## The task
Print the entire listing. Each line must match the original exactly.

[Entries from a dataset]
****

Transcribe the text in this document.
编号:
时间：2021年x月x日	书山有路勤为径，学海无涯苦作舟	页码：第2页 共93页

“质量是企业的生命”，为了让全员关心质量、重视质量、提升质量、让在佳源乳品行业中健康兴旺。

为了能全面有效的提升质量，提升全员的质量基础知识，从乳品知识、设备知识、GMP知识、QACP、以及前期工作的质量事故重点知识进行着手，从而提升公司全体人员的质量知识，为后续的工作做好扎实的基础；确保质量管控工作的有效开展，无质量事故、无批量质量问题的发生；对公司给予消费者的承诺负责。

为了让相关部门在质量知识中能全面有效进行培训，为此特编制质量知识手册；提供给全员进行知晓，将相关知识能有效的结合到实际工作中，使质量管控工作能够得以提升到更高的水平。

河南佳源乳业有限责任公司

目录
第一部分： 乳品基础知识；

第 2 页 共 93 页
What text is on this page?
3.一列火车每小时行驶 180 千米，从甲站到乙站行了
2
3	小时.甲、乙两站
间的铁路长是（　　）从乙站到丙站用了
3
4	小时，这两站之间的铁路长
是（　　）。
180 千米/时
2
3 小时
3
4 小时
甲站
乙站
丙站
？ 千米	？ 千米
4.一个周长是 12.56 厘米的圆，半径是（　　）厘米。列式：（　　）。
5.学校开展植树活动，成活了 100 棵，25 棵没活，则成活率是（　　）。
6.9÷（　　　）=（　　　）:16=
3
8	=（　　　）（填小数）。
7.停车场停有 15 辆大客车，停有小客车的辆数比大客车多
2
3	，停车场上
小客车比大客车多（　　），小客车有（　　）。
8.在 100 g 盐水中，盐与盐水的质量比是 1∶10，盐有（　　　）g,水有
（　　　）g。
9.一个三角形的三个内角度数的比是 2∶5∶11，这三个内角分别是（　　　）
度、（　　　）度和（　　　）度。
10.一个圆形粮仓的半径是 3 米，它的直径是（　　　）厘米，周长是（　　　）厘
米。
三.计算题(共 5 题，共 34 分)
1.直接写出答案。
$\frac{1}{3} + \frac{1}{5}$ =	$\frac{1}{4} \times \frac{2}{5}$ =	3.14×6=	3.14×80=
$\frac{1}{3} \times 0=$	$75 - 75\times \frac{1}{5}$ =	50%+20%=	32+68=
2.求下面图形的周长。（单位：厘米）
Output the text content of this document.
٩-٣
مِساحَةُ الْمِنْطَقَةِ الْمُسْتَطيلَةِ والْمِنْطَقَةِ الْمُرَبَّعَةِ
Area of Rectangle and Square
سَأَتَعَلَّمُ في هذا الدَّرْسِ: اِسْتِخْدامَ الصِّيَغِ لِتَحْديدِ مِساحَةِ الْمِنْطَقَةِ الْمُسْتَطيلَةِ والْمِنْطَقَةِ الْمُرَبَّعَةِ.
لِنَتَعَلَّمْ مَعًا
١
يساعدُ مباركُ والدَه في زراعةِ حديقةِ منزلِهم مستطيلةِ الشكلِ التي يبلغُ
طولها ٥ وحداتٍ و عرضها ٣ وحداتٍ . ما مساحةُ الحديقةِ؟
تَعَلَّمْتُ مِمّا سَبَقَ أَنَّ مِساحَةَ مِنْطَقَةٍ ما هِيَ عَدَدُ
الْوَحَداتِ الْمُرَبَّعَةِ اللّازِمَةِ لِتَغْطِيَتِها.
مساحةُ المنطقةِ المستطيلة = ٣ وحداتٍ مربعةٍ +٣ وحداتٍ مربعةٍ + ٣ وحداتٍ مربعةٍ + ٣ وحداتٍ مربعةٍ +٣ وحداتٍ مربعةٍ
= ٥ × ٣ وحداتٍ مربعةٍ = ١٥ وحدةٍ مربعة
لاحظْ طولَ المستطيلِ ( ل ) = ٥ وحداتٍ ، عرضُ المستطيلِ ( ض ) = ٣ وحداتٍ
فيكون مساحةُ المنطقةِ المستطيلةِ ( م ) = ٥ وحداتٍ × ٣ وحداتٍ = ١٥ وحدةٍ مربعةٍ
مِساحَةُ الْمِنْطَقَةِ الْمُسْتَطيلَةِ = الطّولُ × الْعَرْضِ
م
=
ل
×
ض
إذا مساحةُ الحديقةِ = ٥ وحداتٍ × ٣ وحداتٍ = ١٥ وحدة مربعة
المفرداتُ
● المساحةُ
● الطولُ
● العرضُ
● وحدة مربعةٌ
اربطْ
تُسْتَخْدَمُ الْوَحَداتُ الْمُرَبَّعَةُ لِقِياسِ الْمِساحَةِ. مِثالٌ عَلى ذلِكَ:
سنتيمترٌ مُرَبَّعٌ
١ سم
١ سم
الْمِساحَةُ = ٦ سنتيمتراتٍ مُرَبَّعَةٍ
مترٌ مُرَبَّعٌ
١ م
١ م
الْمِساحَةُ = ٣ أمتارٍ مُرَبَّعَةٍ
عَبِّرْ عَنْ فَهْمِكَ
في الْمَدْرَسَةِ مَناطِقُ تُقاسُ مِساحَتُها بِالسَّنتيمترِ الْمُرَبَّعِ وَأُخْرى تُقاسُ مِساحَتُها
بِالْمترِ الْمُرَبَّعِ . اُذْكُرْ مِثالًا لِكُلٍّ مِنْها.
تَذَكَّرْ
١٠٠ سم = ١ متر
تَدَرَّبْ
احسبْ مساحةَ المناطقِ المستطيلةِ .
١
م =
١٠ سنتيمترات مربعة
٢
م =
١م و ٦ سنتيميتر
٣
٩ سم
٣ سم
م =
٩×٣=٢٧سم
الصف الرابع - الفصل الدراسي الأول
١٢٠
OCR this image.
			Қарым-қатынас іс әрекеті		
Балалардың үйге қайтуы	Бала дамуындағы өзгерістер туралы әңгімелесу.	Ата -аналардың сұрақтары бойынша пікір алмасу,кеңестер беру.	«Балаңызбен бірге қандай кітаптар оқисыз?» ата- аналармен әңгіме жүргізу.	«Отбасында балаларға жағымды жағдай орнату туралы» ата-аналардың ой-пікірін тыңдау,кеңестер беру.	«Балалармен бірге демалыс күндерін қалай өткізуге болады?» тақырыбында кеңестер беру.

****

## Result of the task
Transcribe the text in this document.
编号:
时间：2021年x月x日	书山有路勤为径，学海无涯苦作舟	页码：第2页 共93页

“质量是企业的生命”，为了让全员关心质量、重视质量、提升质量、让在佳源乳品行业中健康兴旺。

为了能全面有效的提升质量，提升全员的质量基础知识，从乳品知识、设备知识、GMP知识、QACP、以及前期工作的质量事故重点知识进行着手，从而提升公司全体人员的质量知识，为后续的工作做好扎实的基础；确保质量管控工作的有效开展，无质量事故、无批量质量问题的发生；对公司给予消费者的承诺负责。

为了让相关部门在质量知识中能全面有效进行培训，为此特编制质量知识手册；提供给全员进行知晓，将相关知识能有效的结合到实际工作中，使质量管控工作能够得以提升到更高的水平。

河南佳源乳业有限责任公司

目录
第一部分： 乳品基础知识；

第 2 页 共 93 页
What text is on this page?
3.一列火车每小时行驶 180 千米，从甲站到乙站行了
2
3	小时.甲、乙两站
间的铁路长是（　　）从乙站到丙站用了
3
4	小时，这两站之间的铁路长
是（　　）。
180 千米/时
2
3 小时
3
4 小时
甲站
乙站
丙站
？ 千米	？ 千米
4.一个周长是 12.56 厘米的圆，半径是（　　）厘米。列式：（　　）。
5.学校开展植树活动，成活了 100 棵，25 棵没活，则成活率是（　　）。
6.9÷（　　　）=（　　　）:16=
3
8	=（　　　）（填小数）。
7.停车场停有 15 辆大客车，停有小客车的辆数比大客车多
2
3	，停车场上
小客车比大客车多（　　），小客车有（　　）。
8.在 100 g 盐水中，盐与盐水的质量比是 1∶10，盐有（　　　）g,水有
（　　　）g。
9.一个三角形的三个内角度数的比是 2∶5∶11，这三个内角分别是（　　　）
度、（　　　）度和（　　　）度。
10.一个圆形粮仓的半径是 3 米，它的直径是（　　　）厘米，周长是（　　　）厘
米。
三.计算题(共 5 题，共 34 分)
1.直接写出答案。
$\frac{1}{3} + \frac{1}{5}$ =	$\frac{1}{4} \times \frac{2}{5}$ =	3.14×6=	3.14×80=
$\frac{1}{3} \times 0=$	$75 - 75\times \frac{1}{5}$ =	50%+20%=	32+68=
2.求下面图形的周长。（单位：厘米）
Output the text content of this document.
٩-٣
مِساحَةُ الْمِنْطَقَةِ الْمُسْتَطيلَةِ والْمِنْطَقَةِ الْمُرَبَّعَةِ
Area of Rectangle and Square
سَأَتَعَلَّمُ في هذا الدَّرْسِ: اِسْتِخْدامَ الصِّيَغِ لِتَحْديدِ مِساحَةِ الْمِنْطَقَةِ الْمُسْتَطيلَةِ والْمِنْطَقَةِ الْمُرَبَّعَةِ.
لِنَتَعَلَّمْ مَعًا
١
يساعدُ مباركُ والدَه في زراعةِ حديقةِ منزلِهم مستطيلةِ الشكلِ التي يبلغُ
طولها ٥ وحداتٍ و عرضها ٣ وحداتٍ . ما مساحةُ الحديقةِ؟
تَعَلَّمْتُ مِمّا سَبَقَ أَنَّ مِساحَةَ مِنْطَقَةٍ ما هِيَ عَدَدُ
الْوَحَداتِ الْمُرَبَّعَةِ اللّازِمَةِ لِتَغْطِيَتِها.
مساحةُ المنطقةِ المستطيلة = ٣ وحداتٍ مربعةٍ +٣ وحداتٍ مربعةٍ + ٣ وحداتٍ مربعةٍ + ٣ وحداتٍ مربعةٍ +٣ وحداتٍ مربعةٍ
= ٥ × ٣ وحداتٍ مربعةٍ = ١٥ وحدةٍ مربعة
لاحظْ طولَ المستطيلِ ( ل ) = ٥ وحداتٍ ، عرضُ المستطيلِ ( ض ) = ٣ وحداتٍ
فيكون مساحةُ المنطقةِ المستطيلةِ ( م ) = ٥ وحداتٍ × ٣ وحداتٍ = ١٥ وحدةٍ مربعةٍ
مِساحَةُ الْمِنْطَقَةِ الْمُسْتَطيلَةِ = الطّولُ × الْعَرْضِ
م
=
ل
×
ض
إذا مساحةُ الحديقةِ = ٥ وحداتٍ × ٣ وحداتٍ = ١٥ وحدة مربعة
المفرداتُ
● المساحةُ
● الطولُ
● العرضُ
● وحدة مربعةٌ
اربطْ
تُسْتَخْدَمُ الْوَحَداتُ الْمُرَبَّعَةُ لِقِياسِ الْمِساحَةِ. مِثالٌ عَلى ذلِكَ:
سنتيمترٌ مُرَبَّعٌ
١ سم
١ سم
الْمِساحَةُ = ٦ سنتيمتراتٍ مُرَبَّعَةٍ
مترٌ مُرَبَّعٌ
١ م
١ م
الْمِساحَةُ = ٣ أمتارٍ مُرَبَّعَةٍ
عَبِّرْ عَنْ فَهْمِكَ
في الْمَدْرَسَةِ مَناطِقُ تُقاسُ مِساحَتُها بِالسَّنتيمترِ الْمُرَبَّعِ وَأُخْرى تُقاسُ مِساحَتُها
بِالْمترِ الْمُرَبَّعِ . اُذْكُرْ مِثالًا لِكُلٍّ مِنْها.
تَذَكَّرْ
١٠٠ سم = ١ متر
تَدَرَّبْ
احسبْ مساحةَ المناطقِ المستطيلةِ .
١
م =
١٠ سنتيمترات مربعة
٢
م =
١م و ٦ سنتيميتر
٣
٩ سم
٣ سم
م =
٩×٣=٢٧سم
الصف الرابع - الفصل الدراسي الأول
١٢٠
OCR this image.
			Қарым-қатынас іс әрекеті		
Балалардың үйге қайтуы	Бала дамуындағы өзгерістер туралы әңгімелесу.	Ата -аналардың сұрақтары бойынша пікір алмасу,кеңестер беру.	«Балаңызбен бірге қандай кітаптар оқисыз?» ата- аналармен әңгіме жүргізу.	«Отбасында балаларға жағымды жағдай орнату туралы» ата-аналардың ой-пікірін тыңдау,кеңестер беру.	«Балалармен бірге демалыс күндерін қалай өткізуге болады?» тақырыбында кеңестер беру.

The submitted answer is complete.